→ 待完成任务:
A – 根据阅读文本，受体天隆1号是从多少个基因型中筛选出来的？
B – 判断下列陈述是否与阅读文本相符，每项回答“是”或“否”，并原文引用作为依据的语句：(i) SMV-2批次试验中转化了91个外植体；(ii) 涂抹草丁膦后，4号植株涂与不涂的两个半叶没有明显差异；(iii) Bar试纸条检测中，其余18株T0代植株的对照线和测试线均显现红色。
C – 请将阅读文本中自“分别采用草丁膦涂抹法、BAR试纸条法、PCR法鉴定22株T0代转基因大豆生根苗。由图2可知, 叶片经135 mg”起、至“为阴性植株; 剩下的18株T0代转基因植株的对照线和测试线均显现红色, 表明均为阳性植株。”止的全部内容原样返回。

→ 阅读文本:
室在前期大豆农杆菌介导转化体系优化基础上, 从国内外25个基因型中筛选到适宜转化的受体天隆1号。以天隆1号为受体, 采用农杆菌介导大豆子叶节转化体系, 分别自命名为SMV-1、SMV-2和SMV-3的3批次试验(表2)中转化了186、91、105个外植体, 分别获得7、6和9株T0代RNAi CP转基因大豆生根苗。
分别采用草丁膦涂抹法、BAR试纸条法、PCR法鉴定22株T0代转基因大豆生根苗。由图2可知, 叶片经135 mg L-1草丁瞵涂抹半片叶后, 22株T0代植株中, 4号、11号、12号、14号植株表现涂草丁膦的左半张叶片变黄而呈现枯萎状, 而未涂草丁膦的右半张叶片仍保持绿色状; 剩下的18株T0代植株表现涂与不涂草丁膦的两个半叶没有明显差异, 说明草丁膦选择标记基因 Bar已被转入这18株大豆植株中, 叶片表现草丁膦抗性。
Bar试纸条结果如图3所示, T0代转基因大豆植株4号、11号、12号、14号株系的测试线(test line)不显现红色, 表明这几个株系中不含有筛选标记基因表达的Bar蛋白, 为阴性植株; 剩下的18株T0代转基因植株的对照线和测试线均显现红色, 表明均为阳性植株。

→ 条目数据:

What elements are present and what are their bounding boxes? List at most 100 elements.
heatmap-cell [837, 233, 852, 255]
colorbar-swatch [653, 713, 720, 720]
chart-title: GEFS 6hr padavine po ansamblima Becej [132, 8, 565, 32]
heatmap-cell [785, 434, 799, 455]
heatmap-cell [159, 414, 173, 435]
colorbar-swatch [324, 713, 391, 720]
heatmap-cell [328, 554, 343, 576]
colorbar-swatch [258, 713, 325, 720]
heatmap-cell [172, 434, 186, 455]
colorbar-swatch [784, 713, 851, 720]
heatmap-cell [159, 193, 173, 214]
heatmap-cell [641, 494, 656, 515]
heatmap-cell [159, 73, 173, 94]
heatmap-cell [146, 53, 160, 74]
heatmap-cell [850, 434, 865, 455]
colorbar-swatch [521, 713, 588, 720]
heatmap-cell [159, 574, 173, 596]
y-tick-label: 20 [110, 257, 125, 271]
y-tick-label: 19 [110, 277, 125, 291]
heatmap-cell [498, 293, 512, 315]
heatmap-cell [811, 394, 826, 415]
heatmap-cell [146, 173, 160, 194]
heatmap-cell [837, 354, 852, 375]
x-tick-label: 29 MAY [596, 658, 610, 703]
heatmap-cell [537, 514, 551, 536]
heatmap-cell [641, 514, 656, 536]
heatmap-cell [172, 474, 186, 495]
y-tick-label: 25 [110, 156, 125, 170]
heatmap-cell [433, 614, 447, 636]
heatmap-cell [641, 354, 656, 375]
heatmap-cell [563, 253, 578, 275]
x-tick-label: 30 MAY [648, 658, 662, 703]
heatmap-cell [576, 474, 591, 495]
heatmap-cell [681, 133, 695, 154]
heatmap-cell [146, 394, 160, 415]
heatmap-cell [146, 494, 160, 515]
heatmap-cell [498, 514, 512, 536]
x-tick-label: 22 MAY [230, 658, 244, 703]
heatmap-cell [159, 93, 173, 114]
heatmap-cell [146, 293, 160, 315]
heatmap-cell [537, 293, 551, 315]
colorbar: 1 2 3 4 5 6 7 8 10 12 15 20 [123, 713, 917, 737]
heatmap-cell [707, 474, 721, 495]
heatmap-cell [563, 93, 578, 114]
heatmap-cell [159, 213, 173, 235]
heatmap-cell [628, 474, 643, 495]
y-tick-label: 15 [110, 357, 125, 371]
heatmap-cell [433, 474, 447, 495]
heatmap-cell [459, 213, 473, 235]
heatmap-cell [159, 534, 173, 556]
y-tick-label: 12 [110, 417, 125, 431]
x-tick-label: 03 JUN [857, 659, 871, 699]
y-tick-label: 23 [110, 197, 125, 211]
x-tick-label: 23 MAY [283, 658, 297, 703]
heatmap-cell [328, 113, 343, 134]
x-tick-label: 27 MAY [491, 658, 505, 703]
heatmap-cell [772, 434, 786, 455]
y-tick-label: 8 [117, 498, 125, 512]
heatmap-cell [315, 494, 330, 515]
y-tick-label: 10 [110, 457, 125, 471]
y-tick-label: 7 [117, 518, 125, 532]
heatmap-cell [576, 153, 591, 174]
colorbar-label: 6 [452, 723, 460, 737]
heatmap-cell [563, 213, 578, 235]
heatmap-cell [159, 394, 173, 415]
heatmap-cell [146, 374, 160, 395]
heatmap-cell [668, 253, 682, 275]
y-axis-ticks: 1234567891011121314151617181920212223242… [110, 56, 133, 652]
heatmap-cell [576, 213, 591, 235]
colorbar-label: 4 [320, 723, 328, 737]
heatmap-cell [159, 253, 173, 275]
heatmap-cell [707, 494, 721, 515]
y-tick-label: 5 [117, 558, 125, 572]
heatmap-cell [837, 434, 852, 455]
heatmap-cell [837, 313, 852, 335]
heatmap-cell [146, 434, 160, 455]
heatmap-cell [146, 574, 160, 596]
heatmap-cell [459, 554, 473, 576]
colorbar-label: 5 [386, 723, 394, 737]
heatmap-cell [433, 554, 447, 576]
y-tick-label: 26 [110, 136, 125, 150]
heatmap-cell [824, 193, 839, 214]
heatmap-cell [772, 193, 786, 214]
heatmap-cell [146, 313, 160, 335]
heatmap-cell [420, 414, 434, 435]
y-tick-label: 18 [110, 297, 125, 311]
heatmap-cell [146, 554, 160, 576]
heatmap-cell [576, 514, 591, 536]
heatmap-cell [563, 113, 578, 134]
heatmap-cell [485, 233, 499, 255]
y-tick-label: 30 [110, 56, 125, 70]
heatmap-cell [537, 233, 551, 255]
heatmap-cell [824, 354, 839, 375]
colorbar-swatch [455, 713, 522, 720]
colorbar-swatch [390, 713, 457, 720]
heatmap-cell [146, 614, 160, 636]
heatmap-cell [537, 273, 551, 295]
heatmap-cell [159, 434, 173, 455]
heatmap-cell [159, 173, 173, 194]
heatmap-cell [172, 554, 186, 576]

→ 答案如下:
A – 从国内外25个基因型中筛选得到。

B –
(i) 是。依据：“分别自命名为SMV-1、SMV-2和SMV-3的3批次试验(表2)中转化了186、91、105个外植体”
(ii) 否。依据：“4号、11号、12号、14号植株表现涂草丁膦的左半张叶片变黄而呈现枯萎状”
(iii) 是。依据：“剩下的18株T0代转基因植株的对照线和测试线均显现红色”

C –
分别采用草丁膦涂抹法、BAR试纸条法、PCR法鉴定22株T0代转基因大豆生根苗。由图2可知, 叶片经135 mg L-1草丁瞵涂抹半片叶后, 22株T0代植株中, 4号、11号、12号、14号植株表现涂草丁膦的左半张叶片变黄而呈现枯萎状, 而未涂草丁膦的右半张叶片仍保持绿色状; 剩下的18株T0代植株表现涂与不涂草丁膦的两个半叶没有明显差异, 说明草丁膦选择标记基因 Bar已被转入这18株大豆植株中, 叶片表现草丁膦抗性。
Bar试纸条结果如图3所示, T0代转基因大豆植株4号、11号、12号、14号株系的测试线(test line)不显现红色, 表明这几个株系中不含有筛选标记基因表达的Bar蛋白, 为阴性植株; 剩下的18株T0代转基因植株的对照线和测试线均显现红色, 表明均为阳性植株。